■ Work required
Go through the entries and say how many lines contain the string "Default". The number is the whole answer.
··· Excerpted records ···
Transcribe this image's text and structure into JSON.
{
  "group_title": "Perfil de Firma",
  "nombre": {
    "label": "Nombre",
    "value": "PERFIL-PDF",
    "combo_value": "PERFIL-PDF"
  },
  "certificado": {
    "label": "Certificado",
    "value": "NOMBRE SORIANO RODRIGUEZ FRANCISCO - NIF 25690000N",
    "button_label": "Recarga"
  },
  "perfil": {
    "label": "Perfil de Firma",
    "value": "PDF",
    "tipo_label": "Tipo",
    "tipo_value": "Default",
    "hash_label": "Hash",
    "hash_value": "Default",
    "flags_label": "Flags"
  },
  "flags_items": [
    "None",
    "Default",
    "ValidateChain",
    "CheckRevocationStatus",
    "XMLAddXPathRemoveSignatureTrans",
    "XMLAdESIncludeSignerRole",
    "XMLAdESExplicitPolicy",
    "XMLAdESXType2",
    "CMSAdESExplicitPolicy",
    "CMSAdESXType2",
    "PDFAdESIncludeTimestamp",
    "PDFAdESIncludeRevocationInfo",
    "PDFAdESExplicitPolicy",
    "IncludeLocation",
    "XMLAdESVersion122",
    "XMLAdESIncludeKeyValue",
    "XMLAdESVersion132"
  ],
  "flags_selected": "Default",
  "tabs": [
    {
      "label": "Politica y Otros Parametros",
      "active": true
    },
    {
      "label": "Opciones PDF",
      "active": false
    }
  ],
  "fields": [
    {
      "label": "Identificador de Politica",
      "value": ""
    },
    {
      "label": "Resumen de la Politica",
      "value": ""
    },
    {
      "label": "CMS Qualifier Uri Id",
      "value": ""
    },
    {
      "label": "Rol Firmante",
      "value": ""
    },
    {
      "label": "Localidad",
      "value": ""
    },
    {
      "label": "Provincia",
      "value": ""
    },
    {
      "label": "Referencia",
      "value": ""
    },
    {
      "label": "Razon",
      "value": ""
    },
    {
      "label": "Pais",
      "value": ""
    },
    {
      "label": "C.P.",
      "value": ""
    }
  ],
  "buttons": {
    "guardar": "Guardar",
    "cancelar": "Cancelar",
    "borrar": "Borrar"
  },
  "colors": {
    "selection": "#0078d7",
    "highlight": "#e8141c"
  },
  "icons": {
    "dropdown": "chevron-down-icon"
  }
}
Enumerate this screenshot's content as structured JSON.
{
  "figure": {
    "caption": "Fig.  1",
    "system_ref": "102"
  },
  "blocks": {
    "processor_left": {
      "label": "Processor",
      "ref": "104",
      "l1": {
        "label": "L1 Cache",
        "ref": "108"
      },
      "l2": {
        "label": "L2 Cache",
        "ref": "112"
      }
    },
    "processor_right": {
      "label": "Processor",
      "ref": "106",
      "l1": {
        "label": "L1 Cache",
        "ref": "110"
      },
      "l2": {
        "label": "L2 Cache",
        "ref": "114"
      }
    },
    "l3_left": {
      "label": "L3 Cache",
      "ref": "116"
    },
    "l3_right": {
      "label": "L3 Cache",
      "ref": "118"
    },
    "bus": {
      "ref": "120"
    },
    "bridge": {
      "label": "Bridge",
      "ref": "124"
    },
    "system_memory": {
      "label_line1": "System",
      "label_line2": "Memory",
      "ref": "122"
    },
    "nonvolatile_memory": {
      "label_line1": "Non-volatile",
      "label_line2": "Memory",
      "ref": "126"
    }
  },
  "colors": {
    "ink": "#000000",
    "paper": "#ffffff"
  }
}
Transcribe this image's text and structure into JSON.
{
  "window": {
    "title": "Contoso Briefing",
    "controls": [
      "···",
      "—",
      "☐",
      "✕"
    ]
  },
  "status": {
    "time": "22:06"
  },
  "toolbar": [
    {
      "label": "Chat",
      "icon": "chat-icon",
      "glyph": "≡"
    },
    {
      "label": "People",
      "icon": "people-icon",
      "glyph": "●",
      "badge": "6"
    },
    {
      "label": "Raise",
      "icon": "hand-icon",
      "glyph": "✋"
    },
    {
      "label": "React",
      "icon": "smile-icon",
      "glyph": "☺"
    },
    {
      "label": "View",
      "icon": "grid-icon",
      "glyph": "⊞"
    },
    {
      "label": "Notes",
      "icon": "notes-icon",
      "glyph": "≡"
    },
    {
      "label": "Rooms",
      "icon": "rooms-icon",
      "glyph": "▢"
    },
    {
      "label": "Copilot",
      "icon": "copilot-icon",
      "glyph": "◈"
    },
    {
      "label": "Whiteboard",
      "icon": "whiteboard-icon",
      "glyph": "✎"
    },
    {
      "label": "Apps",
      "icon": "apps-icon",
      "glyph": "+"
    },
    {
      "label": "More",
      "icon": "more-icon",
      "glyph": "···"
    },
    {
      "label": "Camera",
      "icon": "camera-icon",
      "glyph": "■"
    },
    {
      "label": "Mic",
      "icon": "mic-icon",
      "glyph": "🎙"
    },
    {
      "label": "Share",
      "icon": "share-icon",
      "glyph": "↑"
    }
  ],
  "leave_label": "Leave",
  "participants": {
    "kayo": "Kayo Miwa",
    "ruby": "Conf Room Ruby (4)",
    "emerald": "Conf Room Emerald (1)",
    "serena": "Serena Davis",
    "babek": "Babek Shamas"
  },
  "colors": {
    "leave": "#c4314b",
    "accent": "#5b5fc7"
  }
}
···
■ Response to this task
4